TASK PROMPT: Starting at the line that holds "Type out the text in this image.", set down each line through the end of the listing, exactly as written and with nothing added.

= = = = = = =

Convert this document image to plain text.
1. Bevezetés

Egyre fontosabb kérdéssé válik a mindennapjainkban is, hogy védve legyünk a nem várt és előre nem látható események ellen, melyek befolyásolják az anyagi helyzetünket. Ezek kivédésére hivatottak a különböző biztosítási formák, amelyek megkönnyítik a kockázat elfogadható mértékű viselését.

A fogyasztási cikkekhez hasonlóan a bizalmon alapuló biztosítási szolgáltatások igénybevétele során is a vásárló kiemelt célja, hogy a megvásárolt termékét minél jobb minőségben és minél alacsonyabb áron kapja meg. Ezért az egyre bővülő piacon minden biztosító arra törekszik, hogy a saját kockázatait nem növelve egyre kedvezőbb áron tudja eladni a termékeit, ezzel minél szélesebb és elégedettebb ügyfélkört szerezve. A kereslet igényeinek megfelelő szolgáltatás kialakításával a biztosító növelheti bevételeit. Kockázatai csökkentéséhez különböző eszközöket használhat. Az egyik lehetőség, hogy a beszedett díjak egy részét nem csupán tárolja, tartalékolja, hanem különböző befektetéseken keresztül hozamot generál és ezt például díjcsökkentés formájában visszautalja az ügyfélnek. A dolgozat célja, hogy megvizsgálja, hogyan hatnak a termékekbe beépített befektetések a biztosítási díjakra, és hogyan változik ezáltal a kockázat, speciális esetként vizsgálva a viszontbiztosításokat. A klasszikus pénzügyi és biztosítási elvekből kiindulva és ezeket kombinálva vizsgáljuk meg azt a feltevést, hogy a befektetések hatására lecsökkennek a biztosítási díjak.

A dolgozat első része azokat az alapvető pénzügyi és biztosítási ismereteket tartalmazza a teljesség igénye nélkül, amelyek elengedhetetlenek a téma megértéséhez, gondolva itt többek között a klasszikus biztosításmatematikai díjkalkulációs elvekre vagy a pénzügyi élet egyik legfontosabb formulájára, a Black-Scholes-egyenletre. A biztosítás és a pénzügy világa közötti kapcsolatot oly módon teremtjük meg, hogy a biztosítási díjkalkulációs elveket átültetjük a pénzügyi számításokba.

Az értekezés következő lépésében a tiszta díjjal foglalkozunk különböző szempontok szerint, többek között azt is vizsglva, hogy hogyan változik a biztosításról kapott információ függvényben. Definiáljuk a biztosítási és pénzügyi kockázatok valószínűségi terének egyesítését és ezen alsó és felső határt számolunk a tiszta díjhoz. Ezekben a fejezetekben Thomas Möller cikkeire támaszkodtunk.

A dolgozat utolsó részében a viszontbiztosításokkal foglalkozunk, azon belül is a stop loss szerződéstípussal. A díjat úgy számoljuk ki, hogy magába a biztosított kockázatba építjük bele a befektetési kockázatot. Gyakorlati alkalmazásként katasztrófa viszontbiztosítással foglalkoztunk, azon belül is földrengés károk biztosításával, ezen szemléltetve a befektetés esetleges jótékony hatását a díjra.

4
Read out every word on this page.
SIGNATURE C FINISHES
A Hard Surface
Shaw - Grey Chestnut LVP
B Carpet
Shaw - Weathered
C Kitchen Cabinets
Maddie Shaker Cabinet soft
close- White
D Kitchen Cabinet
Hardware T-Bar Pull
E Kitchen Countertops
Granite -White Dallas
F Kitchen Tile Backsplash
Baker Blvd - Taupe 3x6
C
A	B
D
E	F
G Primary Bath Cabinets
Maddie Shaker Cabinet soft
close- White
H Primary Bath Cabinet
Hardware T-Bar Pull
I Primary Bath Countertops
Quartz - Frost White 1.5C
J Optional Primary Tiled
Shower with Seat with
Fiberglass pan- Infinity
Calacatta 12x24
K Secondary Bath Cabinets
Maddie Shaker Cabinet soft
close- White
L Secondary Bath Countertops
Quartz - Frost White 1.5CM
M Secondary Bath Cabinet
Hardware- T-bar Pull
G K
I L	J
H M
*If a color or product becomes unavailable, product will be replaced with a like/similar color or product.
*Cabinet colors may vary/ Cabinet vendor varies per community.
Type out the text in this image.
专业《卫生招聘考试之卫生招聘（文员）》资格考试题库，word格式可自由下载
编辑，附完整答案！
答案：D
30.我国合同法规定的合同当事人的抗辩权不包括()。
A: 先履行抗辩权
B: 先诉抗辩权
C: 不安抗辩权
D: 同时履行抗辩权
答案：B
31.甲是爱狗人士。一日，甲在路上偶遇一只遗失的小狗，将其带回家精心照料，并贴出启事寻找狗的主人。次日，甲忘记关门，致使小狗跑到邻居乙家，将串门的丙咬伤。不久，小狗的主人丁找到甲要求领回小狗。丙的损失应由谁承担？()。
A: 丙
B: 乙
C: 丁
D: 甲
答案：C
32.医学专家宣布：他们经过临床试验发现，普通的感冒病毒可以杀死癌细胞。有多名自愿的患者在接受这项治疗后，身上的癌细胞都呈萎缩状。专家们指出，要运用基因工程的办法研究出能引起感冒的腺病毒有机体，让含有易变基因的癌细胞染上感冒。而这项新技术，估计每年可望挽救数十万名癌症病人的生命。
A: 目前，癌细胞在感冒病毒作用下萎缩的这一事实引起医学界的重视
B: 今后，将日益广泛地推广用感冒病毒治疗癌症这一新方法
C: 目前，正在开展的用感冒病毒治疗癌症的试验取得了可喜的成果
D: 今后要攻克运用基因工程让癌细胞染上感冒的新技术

= = = = = = =

WRITTEN ANSWER:
Type out the text in this image.
专业《卫生招聘考试之卫生招聘（文员）》资格考试题库，word格式可自由下载
编辑，附完整答案！
答案：D
30.我国合同法规定的合同当事人的抗辩权不包括()。
A: 先履行抗辩权
B: 先诉抗辩权
C: 不安抗辩权
D: 同时履行抗辩权
答案：B
31.甲是爱狗人士。一日，甲在路上偶遇一只遗失的小狗，将其带回家精心照料，并贴出启事寻找狗的主人。次日，甲忘记关门，致使小狗跑到邻居乙家，将串门的丙咬伤。不久，小狗的主人丁找到甲要求领回小狗。丙的损失应由谁承担？()。
A: 丙
B: 乙
C: 丁
D: 甲
答案：C
32.医学专家宣布：他们经过临床试验发现，普通的感冒病毒可以杀死癌细胞。有多名自愿的患者在接受这项治疗后，身上的癌细胞都呈萎缩状。专家们指出，要运用基因工程的办法研究出能引起感冒的腺病毒有机体，让含有易变基因的癌细胞染上感冒。而这项新技术，估计每年可望挽救数十万名癌症病人的生命。
A: 目前，癌细胞在感冒病毒作用下萎缩的这一事实引起医学界的重视
B: 今后，将日益广泛地推广用感冒病毒治疗癌症这一新方法
C: 目前，正在开展的用感冒病毒治疗癌症的试验取得了可喜的成果
D: 今后要攻克运用基因工程让癌细胞染上感冒的新技术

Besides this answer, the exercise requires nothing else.